Task brief: Write out each line in which the string "loopings" is present.

** START Material provided **

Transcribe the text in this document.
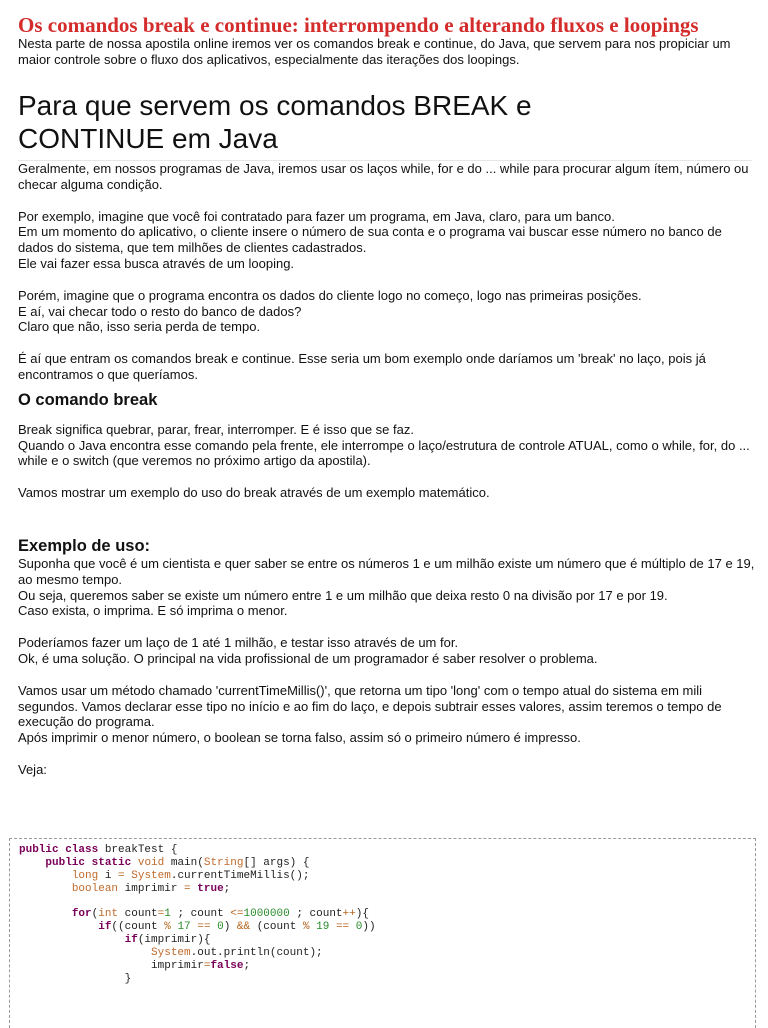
Os comandos break e continue: interrompendo e alterando fluxos e loopings

Nesta parte de nossa apostila online iremos ver os comandos break e continue, do Java, que servem para nos propiciar um maior controle sobre o fluxo dos aplicativos, especialmente das iterações dos loopings.

Para que servem os comandos BREAK e
CONTINUE em Java

Geralmente, em nossos programas de Java, iremos usar os laços while, for e do ... while para procurar algum ítem, número ou checar alguma condição.

Por exemplo, imagine que você foi contratado para fazer um programa, em Java, claro, para um banco.

Em um momento do aplicativo, o cliente insere o número de sua conta e o programa vai buscar esse número no banco de dados do sistema, que tem milhões de clientes cadastrados.

Ele vai fazer essa busca através de um looping.

Porém, imagine que o programa encontra os dados do cliente logo no começo, logo nas primeiras posições.

E aí, vai checar todo o resto do banco de dados?

Claro que não, isso seria perda de tempo.

É aí que entram os comandos break e continue. Esse seria um bom exemplo onde daríamos um 'break' no laço, pois já encontramos o que queríamos.

O comando break

Break significa quebrar, parar, frear, interromper. E é isso que se faz.

Quando o Java encontra esse comando pela frente, ele interrompe o laço/estrutura de controle ATUAL, como o while, for, do ... while e o switch (que veremos no próximo artigo da apostila).

Vamos mostrar um exemplo do uso do break através de um exemplo matemático.

Exemplo de uso:

Suponha que você é um cientista e quer saber se entre os números 1 e um milhão existe um número que é múltiplo de 17 e 19, ao mesmo tempo.

Ou seja, queremos saber se existe um número entre 1 e um milhão que deixa resto 0 na divisão por 17 e por 19.

Caso exista, o imprima. E só imprima o menor.

Poderíamos fazer um laço de 1 até 1 milhão, e testar isso através de um for.

Ok, é uma solução. O principal na vida profissional de um programador é saber resolver o problema.

Vamos usar um método chamado 'currentTimeMillis()', que retorna um tipo 'long' com o tempo atual do sistema em mili segundos. Vamos declarar esse tipo no início e ao fim do laço, e depois subtrair esses valores, assim teremos o tempo de execução do programa.

Após imprimir o menor número, o boolean se torna falso, assim só o primeiro número é impresso.

Veja:

public class breakTest {
public static void main(String[] args) {
long i = System.currentTimeMillis();
boolean imprimir = true;

for(int count=1 ; count <=1000000 ; count++){
if((count % 17 == 0) && (count % 19 == 0))
if(imprimir){
System.out.println(count);
imprimir=false;
}
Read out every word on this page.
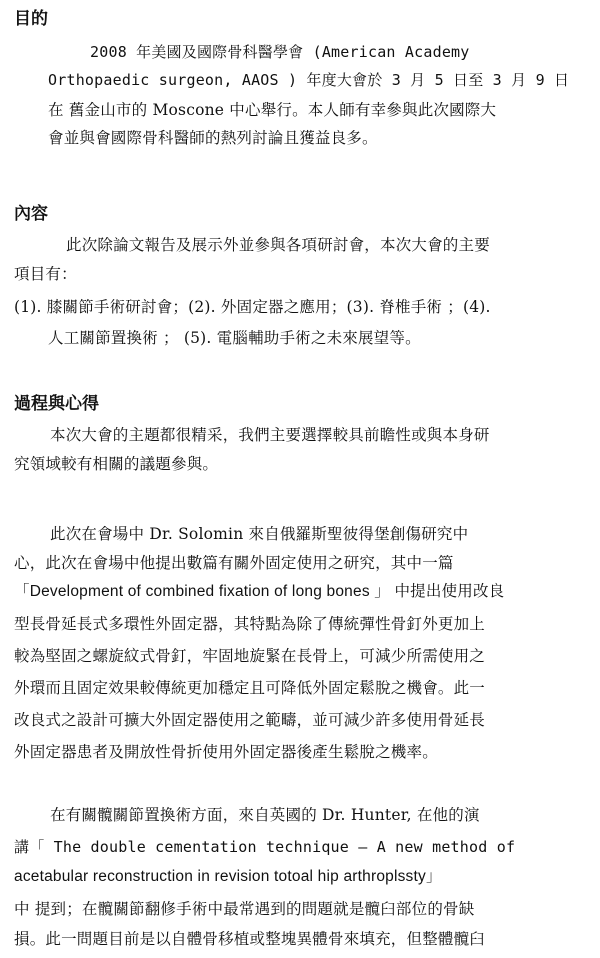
目的
2008 年美國及國際骨科醫學會 (American Academy
Orthopaedic surgeon, AAOS ) 年度大會於 3 月 5 日至 3 月 9 日
在 舊金山市的 Moscone 中心舉行。本人師有幸參與此次國際大
會並與會國際骨科醫師的熱列討論且獲益良多。
內容
此次除論文報告及展示外並參與各項研討會，本次大會的主要
項目有：
(1). 膝關節手術研討會；(2). 外固定器之應用；(3). 脊椎手術 ；(4).
人工關節置換術 ； (5). 電腦輔助手術之未來展望等。
過程與心得
本次大會的主題都很精采，我們主要選擇較具前瞻性或與本身研
究領域較有相關的議題參與。
此次在會場中 Dr. Solomin 來自俄羅斯聖彼得堡創傷研究中
心，此次在會場中他提出數篇有關外固定使用之研究，其中一篇
「Development of combined fixation of long bones 」 中提出使用改良
型長骨延長式多環性外固定器，其特點為除了傳統彈性骨釘外更加上
較為堅固之螺旋紋式骨釘，牢固地旋緊在長骨上，可減少所需使用之
外環而且固定效果較傳統更加穩定且可降低外固定鬆脫之機會。此一
改良式之設計可擴大外固定器使用之範疇，並可減少許多使用骨延長
外固定器患者及開放性骨折使用外固定器後產生鬆脫之機率。
在有關髖關節置換術方面，來自英國的 Dr. Hunter, 在他的演
講「 The double cementation technique — A new method of
acetabular reconstruction in revision totoal hip arthroplssty」
中 提到；在髖關節翻修手術中最常遇到的問題就是髖臼部位的骨缺
損。此一問題目前是以自體骨移植或整塊異體骨來填充，但整體髖臼
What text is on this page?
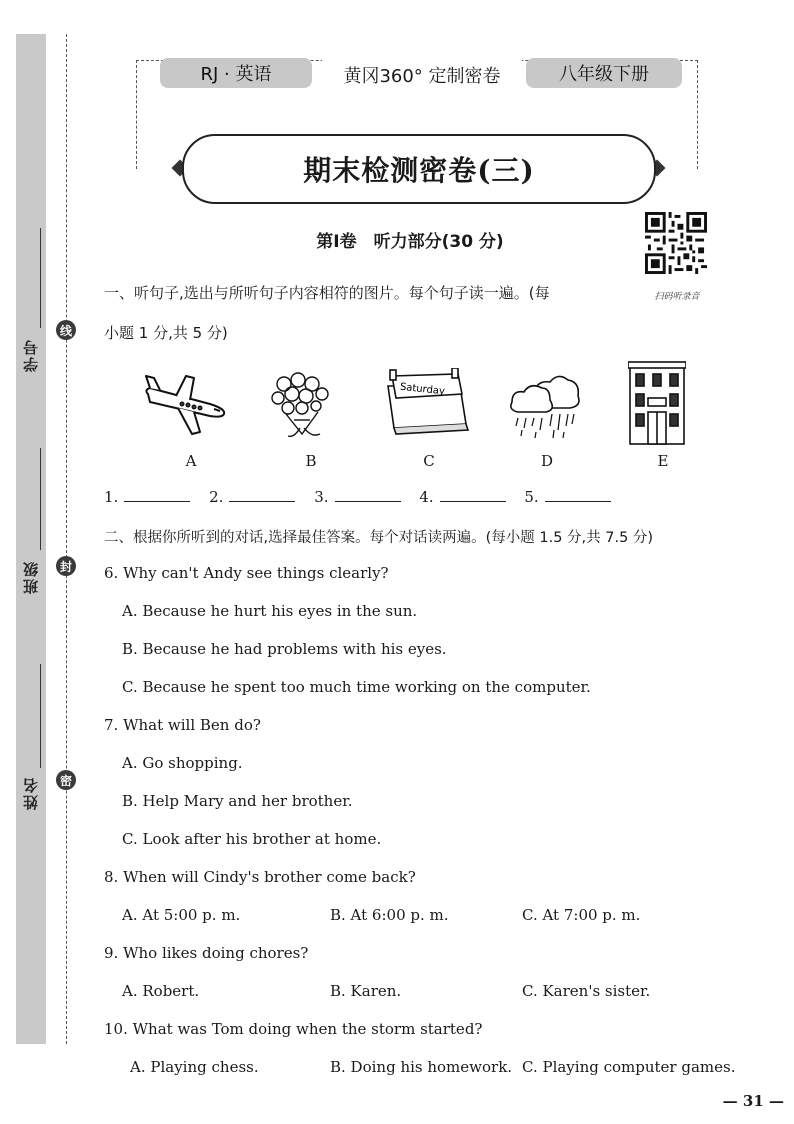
学号
班级
姓名
线
封
密
RJ · 英语	黄冈360° 定制密卷	八年级下册
期末检测密卷(三)
第Ⅰ卷　听力部分(30 分)
扫码听录音
一、听句子,选出与所听句子内容相符的图片。每个句子读一遍。(每
小题 1 分,共 5 分)
Saturday
A	B	C	D	E
1.	2.	3.	4.	5.
二、根据你所听到的对话,选择最佳答案。每个对话读两遍。(每小题 1.5 分,共 7.5 分)
6. Why can't Andy see things clearly?
A. Because he hurt his eyes in the sun.
B. Because he had problems with his eyes.
C. Because he spent too much time working on the computer.
7. What will Ben do?
A. Go shopping.
B. Help Mary and her brother.
C. Look after his brother at home.
8. When will Cindy's brother come back?
A. At 5:00 p. m.	B. At 6:00 p. m.	C. At 7:00 p. m.
9. Who likes doing chores?
A. Robert.	B. Karen.	C. Karen's sister.
10. What was Tom doing when the storm started?
A. Playing chess.	B. Doing his homework. C. Playing computer games.
— 31 —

** END Material provided **

Answer to the problem:
Os comandos break e continue: interrompendo e alterando fluxos e loopings
Nesta parte de nossa apostila online iremos ver os comandos break e continue, do Java, que servem para nos propiciar um maior controle sobre o fluxo dos aplicativos, especialmente das iterações dos loopings.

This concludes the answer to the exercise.